• Objective: Gather up every line that includes the string "USDCHF".
******************************
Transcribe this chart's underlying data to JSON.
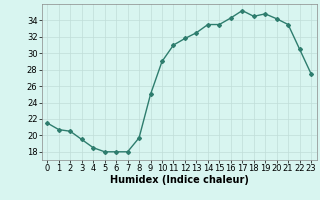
{
  "x": [
    0,
    1,
    2,
    3,
    4,
    5,
    6,
    7,
    8,
    9,
    10,
    11,
    12,
    13,
    14,
    15,
    16,
    17,
    18,
    19,
    20,
    21,
    22,
    23
  ],
  "y": [
    21.5,
    20.7,
    20.5,
    19.5,
    18.5,
    18.0,
    18.0,
    18.0,
    19.7,
    25.0,
    29.0,
    31.0,
    31.8,
    32.5,
    33.5,
    33.5,
    34.3,
    35.2,
    34.5,
    34.8,
    34.2,
    33.5,
    30.5,
    27.5
  ],
  "line_color": "#2e7d6e",
  "marker": "D",
  "marker_size": 2,
  "background_color": "#d8f5f0",
  "grid_color": "#c0ddd8",
  "xlabel": "Humidex (Indice chaleur)",
  "ylim": [
    17,
    36
  ],
  "xlim": [
    -0.5,
    23.5
  ],
  "yticks": [
    18,
    20,
    22,
    24,
    26,
    28,
    30,
    32,
    34
  ],
  "xticks": [
    0,
    1,
    2,
    3,
    4,
    5,
    6,
    7,
    8,
    9,
    10,
    11,
    12,
    13,
    14,
    15,
    16,
    17,
    18,
    19,
    20,
    21,
    22,
    23
  ],
  "tick_fontsize": 6,
  "xlabel_fontsize": 7,
  "line_width": 1.0
}
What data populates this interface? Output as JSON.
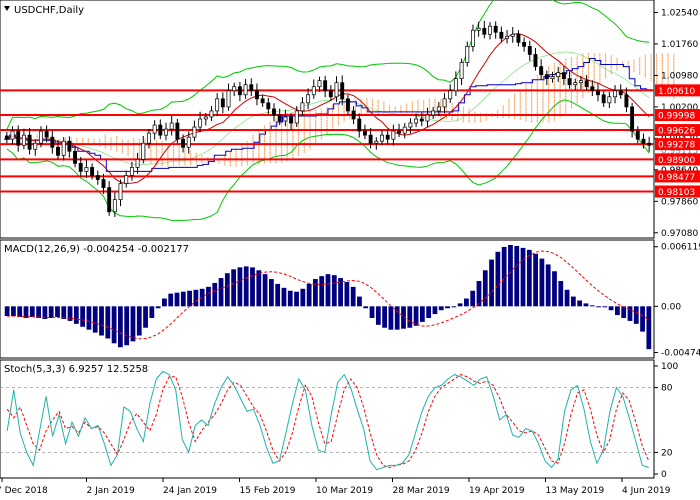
{
  "window": {
    "title": "USDCHF,Daily"
  },
  "colors": {
    "background": "#ffffff",
    "candles": "#000000",
    "bollinger": "#00c800",
    "ma_blue": "#0000cc",
    "ma_red": "#cc0000",
    "ichimoku_cloud": "#f4a460",
    "level_line": "#ff0000",
    "level_label_bg": "#ff0000",
    "macd_hist": "#000080",
    "macd_signal": "#ff0000",
    "stoch_main": "#20b2aa",
    "stoch_signal": "#ff0000",
    "grid_text": "#000000"
  },
  "chart_data": [
    {
      "type": "candlestick",
      "title": "USDCHF,Daily",
      "ylim": [
        0.97,
        1.028
      ],
      "price_ticks": [
        "1.02540",
        "1.01760",
        "1.00980",
        "1.00200",
        "0.99420",
        "0.98640",
        "0.97860",
        "0.97080"
      ],
      "levels": [
        {
          "label": "1.00610",
          "value": 1.0061
        },
        {
          "label": "0.99998",
          "value": 0.99998
        },
        {
          "label": "0.99626",
          "value": 0.99626
        },
        {
          "label": "0.99278",
          "value": 0.99278
        },
        {
          "label": "0.98900",
          "value": 0.989
        },
        {
          "label": "0.98477",
          "value": 0.98477
        },
        {
          "label": "0.98103",
          "value": 0.98103
        }
      ],
      "partial_ticks": [
        "0.99115",
        "0.99420",
        "0.98640"
      ],
      "x_labels": [
        "7 Dec 2018",
        "2 Jan 2019",
        "24 Jan 2019",
        "15 Feb 2019",
        "10 Mar 2019",
        "28 Mar 2019",
        "19 Apr 2019",
        "13 May 2019",
        "4 Jun 2019"
      ],
      "close": [
        0.994,
        0.996,
        0.9925,
        0.995,
        0.9915,
        0.993,
        0.996,
        0.9945,
        0.992,
        0.99,
        0.9935,
        0.991,
        0.988,
        0.986,
        0.987,
        0.985,
        0.984,
        0.982,
        0.976,
        0.979,
        0.983,
        0.985,
        0.987,
        0.989,
        0.993,
        0.9955,
        0.9975,
        0.995,
        0.9965,
        0.998,
        0.994,
        0.992,
        0.9945,
        0.997,
        0.999,
        0.9995,
        1.001,
        1.004,
        1.002,
        1.006,
        1.007,
        1.005,
        1.0075,
        1.006,
        1.004,
        1.003,
        1.0015,
        1.0,
        0.9985,
        0.9995,
        0.998,
        1.001,
        1.003,
        1.005,
        1.007,
        1.0085,
        1.006,
        1.0045,
        1.008,
        1.004,
        1.001,
        0.999,
        0.996,
        0.995,
        0.993,
        0.9935,
        0.995,
        0.994,
        0.996,
        0.9955,
        0.997,
        0.998,
        0.999,
        0.9985,
        1.0,
        1.001,
        1.002,
        1.004,
        1.006,
        1.009,
        1.013,
        1.017,
        1.021,
        1.0215,
        1.02,
        1.022,
        1.0205,
        1.019,
        1.0195,
        1.02,
        1.018,
        1.017,
        1.015,
        1.012,
        1.01,
        1.009,
        1.0095,
        1.0105,
        1.009,
        1.0075,
        1.008,
        1.0085,
        1.007,
        1.006,
        1.005,
        1.003,
        1.0045,
        1.006,
        1.005,
        1.002,
        0.996,
        0.994,
        0.993,
        0.9925
      ]
    },
    {
      "type": "bar",
      "title": "MACD(12,26,9) -0.004254 -0.002177",
      "ylim": [
        -0.005,
        0.0064
      ],
      "ticks": [
        "0.006119",
        "0.00",
        "-0.004748"
      ],
      "values": [
        -0.001,
        -0.001,
        -0.0011,
        -0.0012,
        -0.0011,
        -0.0012,
        -0.0013,
        -0.0012,
        -0.0011,
        -0.0013,
        -0.0015,
        -0.0018,
        -0.0021,
        -0.0024,
        -0.0027,
        -0.003,
        -0.0033,
        -0.0038,
        -0.0042,
        -0.004,
        -0.0036,
        -0.003,
        -0.0022,
        -0.0012,
        -0.0002,
        0.0008,
        0.0013,
        0.0014,
        0.0015,
        0.0016,
        0.0017,
        0.0018,
        0.002,
        0.0024,
        0.0029,
        0.0034,
        0.0038,
        0.004,
        0.0041,
        0.004,
        0.0037,
        0.0033,
        0.0028,
        0.0023,
        0.0019,
        0.0016,
        0.0015,
        0.0018,
        0.0023,
        0.0028,
        0.0031,
        0.0033,
        0.0032,
        0.0029,
        0.0025,
        0.002,
        0.001,
        -0.0002,
        -0.0012,
        -0.0019,
        -0.0022,
        -0.0024,
        -0.0024,
        -0.0023,
        -0.0022,
        -0.002,
        -0.0016,
        -0.0012,
        -0.0008,
        -0.0004,
        -0.0002,
        0.0,
        0.0003,
        0.0008,
        0.0016,
        0.0026,
        0.0037,
        0.0048,
        0.0056,
        0.0061,
        0.0063,
        0.0062,
        0.006,
        0.0058,
        0.0054,
        0.0049,
        0.0043,
        0.0036,
        0.0026,
        0.0017,
        0.001,
        0.0006,
        0.0003,
        0.0001,
        0.0,
        -0.0001,
        -0.0004,
        -0.0009,
        -0.0012,
        -0.0015,
        -0.0018,
        -0.0026,
        -0.0044
      ]
    },
    {
      "type": "line",
      "title": "Stoch(5,3,3) 6.9257 12.5258",
      "ylim": [
        0,
        100
      ],
      "ticks": [
        "100",
        "80",
        "20",
        "0"
      ],
      "main": [
        40,
        78,
        38,
        20,
        8,
        40,
        72,
        35,
        55,
        28,
        48,
        35,
        52,
        42,
        45,
        28,
        8,
        18,
        62,
        58,
        42,
        30,
        65,
        88,
        95,
        92,
        78,
        32,
        20,
        45,
        50,
        45,
        65,
        80,
        90,
        82,
        70,
        58,
        60,
        45,
        25,
        10,
        12,
        38,
        65,
        88,
        78,
        45,
        22,
        20,
        55,
        85,
        92,
        80,
        60,
        42,
        12,
        4,
        6,
        8,
        8,
        10,
        18,
        38,
        58,
        72,
        80,
        82,
        88,
        92,
        90,
        86,
        82,
        88,
        90,
        72,
        50,
        55,
        36,
        34,
        42,
        40,
        28,
        12,
        6,
        14,
        58,
        78,
        82,
        60,
        30,
        10,
        22,
        58,
        80,
        72,
        52,
        30,
        8,
        6
      ],
      "signal": [
        60,
        52,
        62,
        45,
        28,
        22,
        40,
        50,
        58,
        42,
        44,
        38,
        48,
        42,
        44,
        38,
        28,
        18,
        32,
        48,
        56,
        48,
        40,
        55,
        78,
        90,
        90,
        72,
        48,
        30,
        40,
        48,
        55,
        65,
        78,
        85,
        82,
        72,
        62,
        55,
        40,
        22,
        12,
        20,
        38,
        62,
        82,
        72,
        48,
        28,
        30,
        55,
        78,
        88,
        80,
        62,
        38,
        18,
        8,
        6,
        8,
        9,
        12,
        22,
        38,
        58,
        72,
        80,
        84,
        88,
        92,
        90,
        86,
        84,
        86,
        82,
        70,
        55,
        48,
        40,
        38,
        40,
        36,
        24,
        12,
        10,
        28,
        55,
        75,
        78,
        60,
        36,
        20,
        32,
        60,
        75,
        68,
        48,
        26,
        12
      ]
    }
  ]
}
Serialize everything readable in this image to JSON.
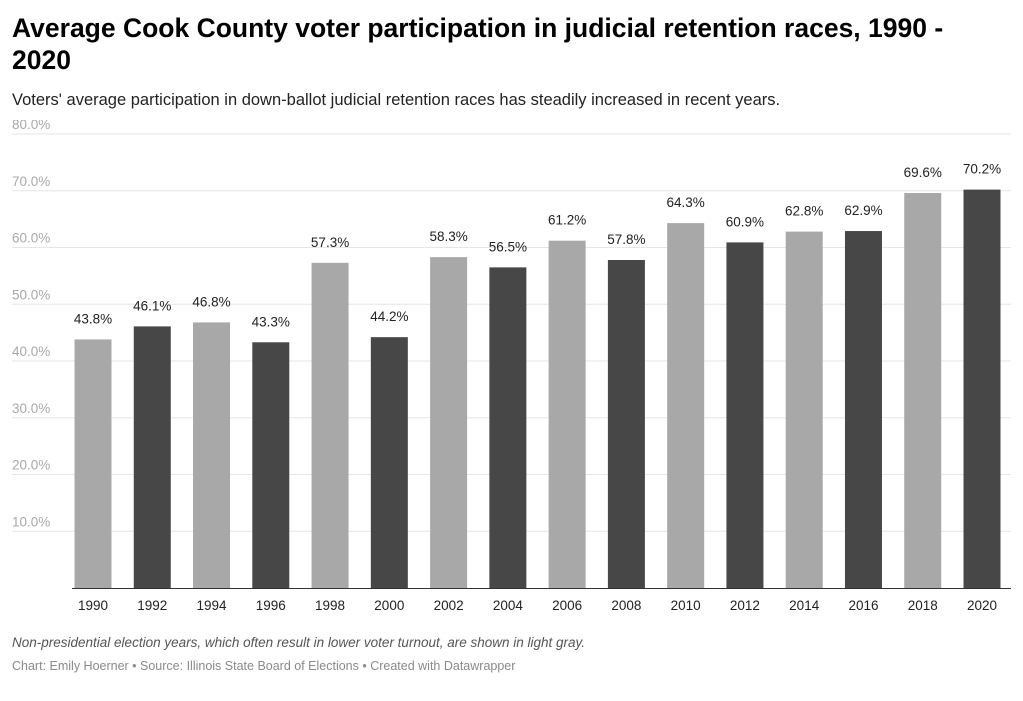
******************************
• Reply:
    "title": "USDCHF,Daily"
      "title": "USDCHF,Daily",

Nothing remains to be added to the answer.